__The exercise__:
Every entry below should be repeated exactly; the pictures should not.

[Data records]

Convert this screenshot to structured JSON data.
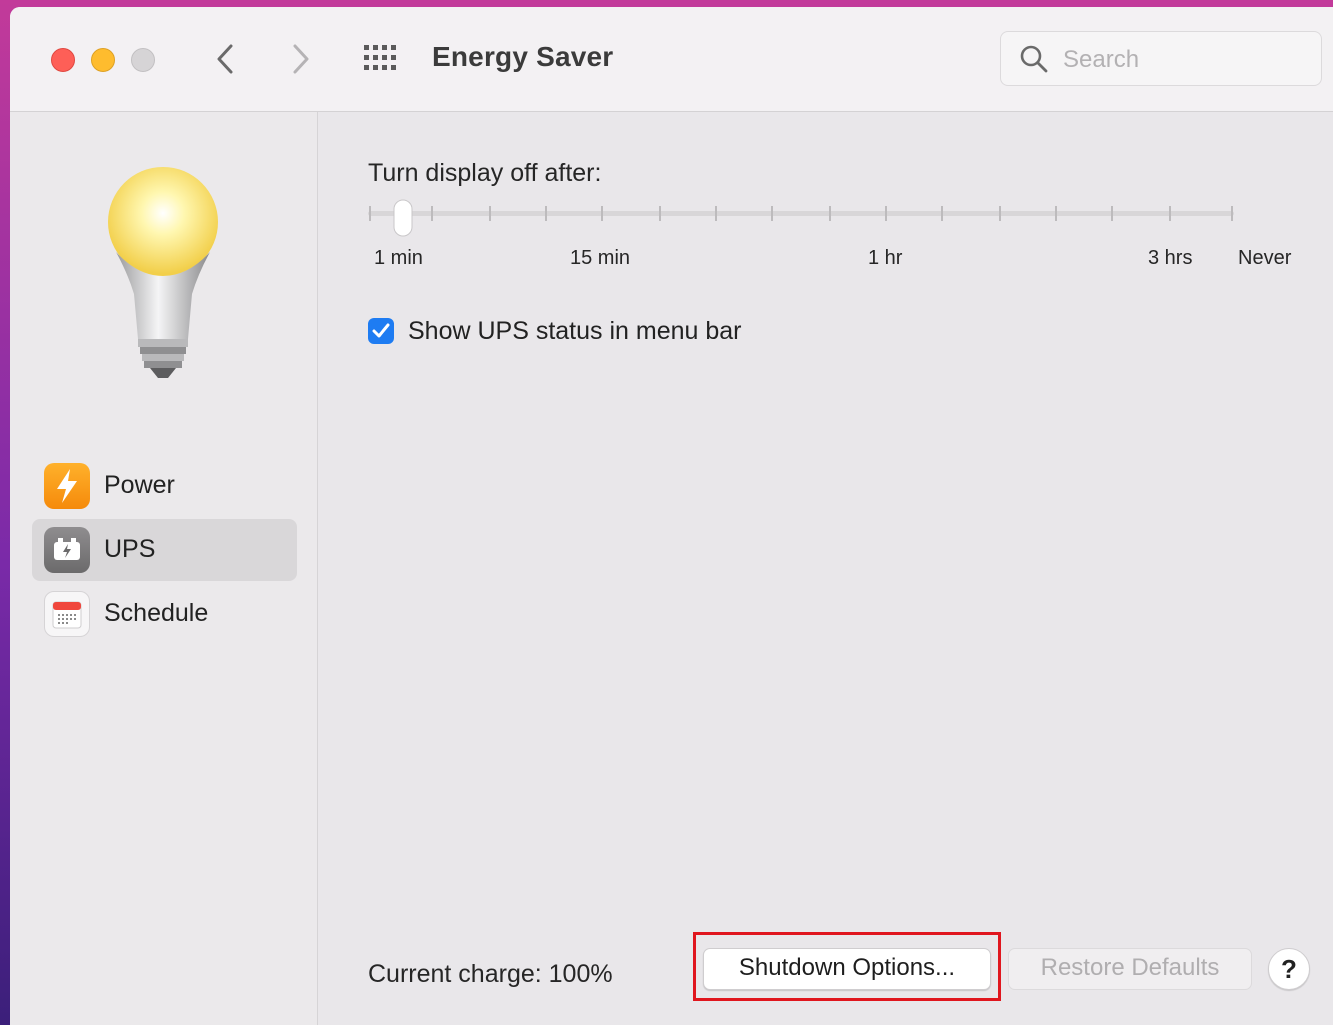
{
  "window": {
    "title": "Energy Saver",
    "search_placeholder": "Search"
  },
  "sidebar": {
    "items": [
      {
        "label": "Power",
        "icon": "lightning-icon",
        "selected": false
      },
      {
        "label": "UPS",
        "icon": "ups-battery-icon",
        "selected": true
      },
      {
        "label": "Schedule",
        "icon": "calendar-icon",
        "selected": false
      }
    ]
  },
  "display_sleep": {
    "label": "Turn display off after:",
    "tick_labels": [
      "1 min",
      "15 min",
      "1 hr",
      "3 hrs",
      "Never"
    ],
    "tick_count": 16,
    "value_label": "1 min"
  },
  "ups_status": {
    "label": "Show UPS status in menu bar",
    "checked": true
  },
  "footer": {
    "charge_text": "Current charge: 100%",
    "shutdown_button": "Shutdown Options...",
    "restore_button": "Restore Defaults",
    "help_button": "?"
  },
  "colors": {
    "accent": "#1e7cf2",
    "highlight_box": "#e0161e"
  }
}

__Answer__:
Convert this screenshot to structured JSON data.
{
  "window": {
    "title": "Energy Saver",
    "search_placeholder": "Search"
  },
  "sidebar": {
    "items": [
      {
        "label": "Power",
        "icon": "lightning-icon",
        "selected": false
      },
      {
        "label": "UPS",
        "icon": "ups-battery-icon",
        "selected": true
      },
      {
        "label": "Schedule",
        "icon": "calendar-icon",
        "selected": false
      }
    ]
  },
  "display_sleep": {
    "label": "Turn display off after:",
    "tick_labels": [
      "1 min",
      "15 min",
      "1 hr",
      "3 hrs",
      "Never"
    ],
    "tick_count": 16,
    "value_label": "1 min"
  },
  "ups_status": {
    "label": "Show UPS status in menu bar",
    "checked": true
  },
  "footer": {
    "charge_text": "Current charge: 100%",
    "shutdown_button": "Shutdown Options...",
    "restore_button": "Restore Defaults",
    "help_button": "?"
  },
  "colors": {
    "accent": "#1e7cf2",
    "highlight_box": "#e0161e"
  }
}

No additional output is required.